• **What is needed**
Return the material word for word. Do not include the pictures.

• **Data to use**
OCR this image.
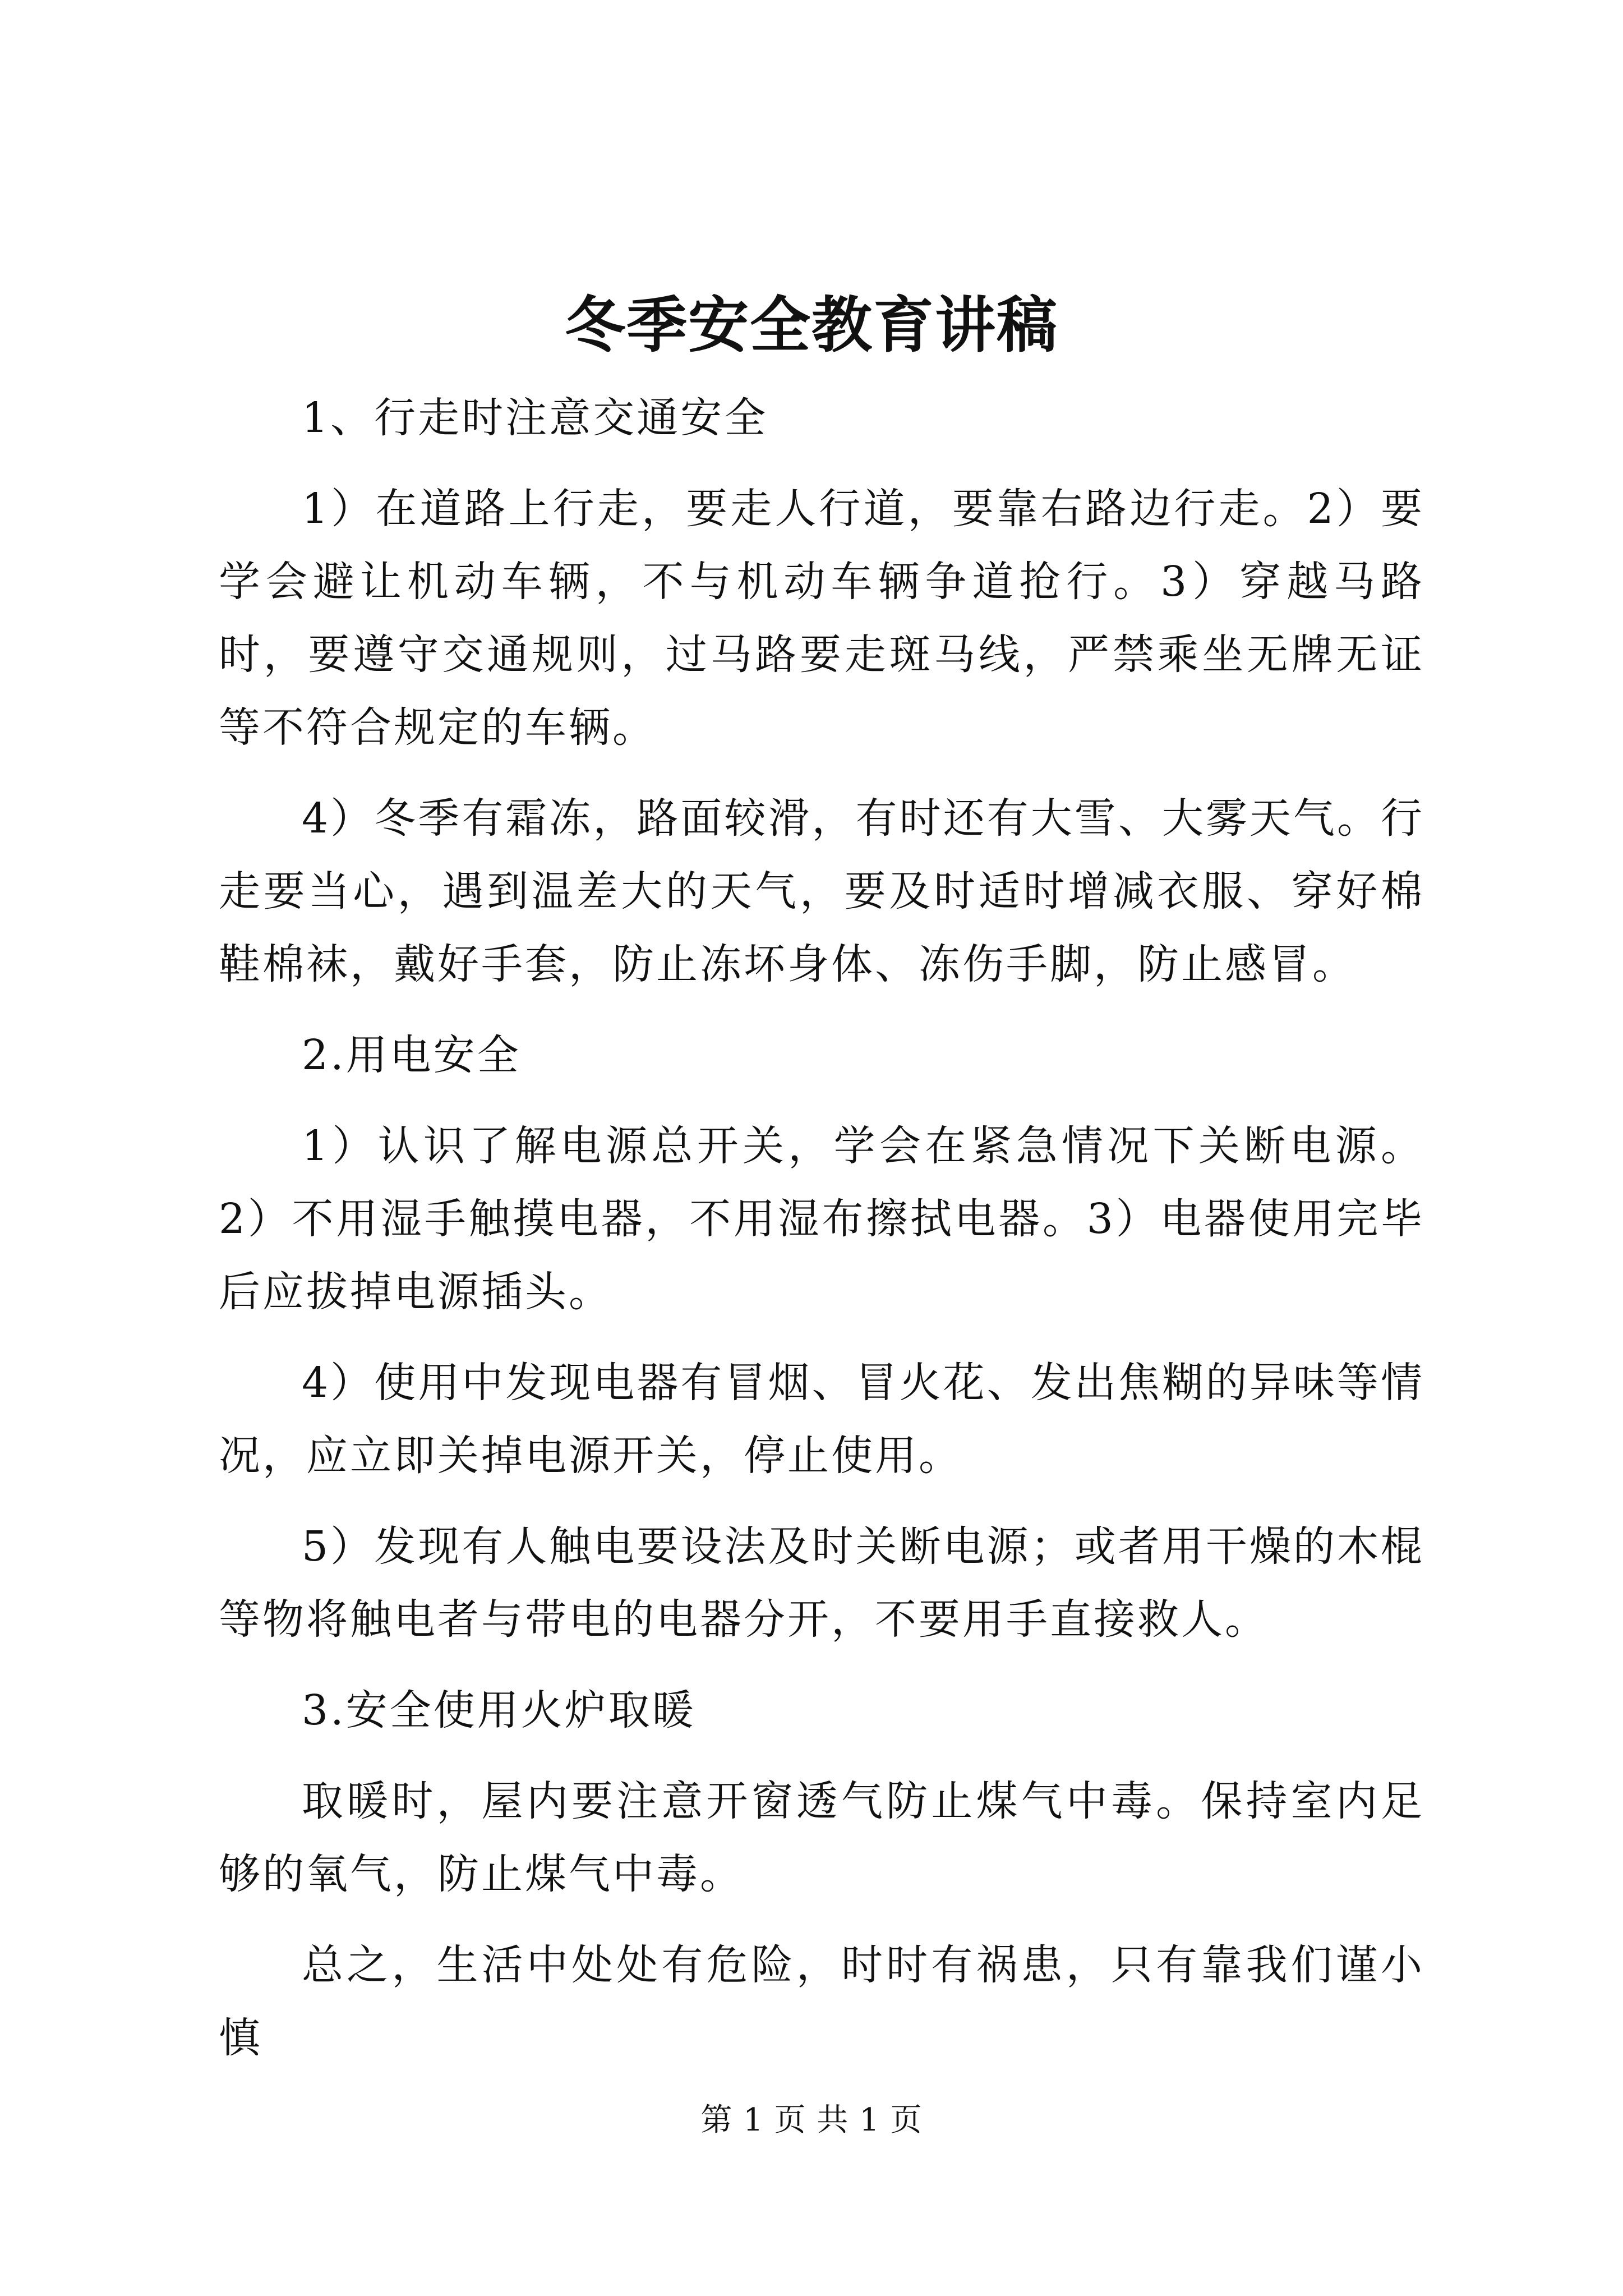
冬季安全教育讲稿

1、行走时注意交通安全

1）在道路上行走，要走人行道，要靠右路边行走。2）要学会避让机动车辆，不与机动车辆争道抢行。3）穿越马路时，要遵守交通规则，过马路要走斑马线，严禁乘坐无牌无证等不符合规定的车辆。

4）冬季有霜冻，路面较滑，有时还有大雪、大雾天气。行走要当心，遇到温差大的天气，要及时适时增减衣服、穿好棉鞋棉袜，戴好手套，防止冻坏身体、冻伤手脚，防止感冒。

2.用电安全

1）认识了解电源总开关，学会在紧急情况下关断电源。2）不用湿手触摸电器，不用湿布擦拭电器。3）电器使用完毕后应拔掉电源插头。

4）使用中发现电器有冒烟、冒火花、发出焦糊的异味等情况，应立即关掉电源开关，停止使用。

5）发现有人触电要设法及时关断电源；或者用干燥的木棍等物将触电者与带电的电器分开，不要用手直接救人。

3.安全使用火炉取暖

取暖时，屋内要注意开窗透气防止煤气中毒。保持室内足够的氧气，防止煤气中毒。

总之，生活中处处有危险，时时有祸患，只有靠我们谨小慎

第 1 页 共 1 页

• **Correct result**
OCR this image.
冬季安全教育讲稿

1、行走时注意交通安全

1）在道路上行走，要走人行道，要靠右路边行走。2）要学会避让机动车辆，不与机动车辆争道抢行。3）穿越马路时，要遵守交通规则，过马路要走斑马线，严禁乘坐无牌无证等不符合规定的车辆。

4）冬季有霜冻，路面较滑，有时还有大雪、大雾天气。行走要当心，遇到温差大的天气，要及时适时增减衣服、穿好棉鞋棉袜，戴好手套，防止冻坏身体、冻伤手脚，防止感冒。

2.用电安全

1）认识了解电源总开关，学会在紧急情况下关断电源。2）不用湿手触摸电器，不用湿布擦拭电器。3）电器使用完毕后应拔掉电源插头。

4）使用中发现电器有冒烟、冒火花、发出焦糊的异味等情况，应立即关掉电源开关，停止使用。

5）发现有人触电要设法及时关断电源；或者用干燥的木棍等物将触电者与带电的电器分开，不要用手直接救人。

3.安全使用火炉取暖

取暖时，屋内要注意开窗透气防止煤气中毒。保持室内足够的氧气，防止煤气中毒。

总之，生活中处处有危险，时时有祸患，只有靠我们谨小慎

第 1 页 共 1 页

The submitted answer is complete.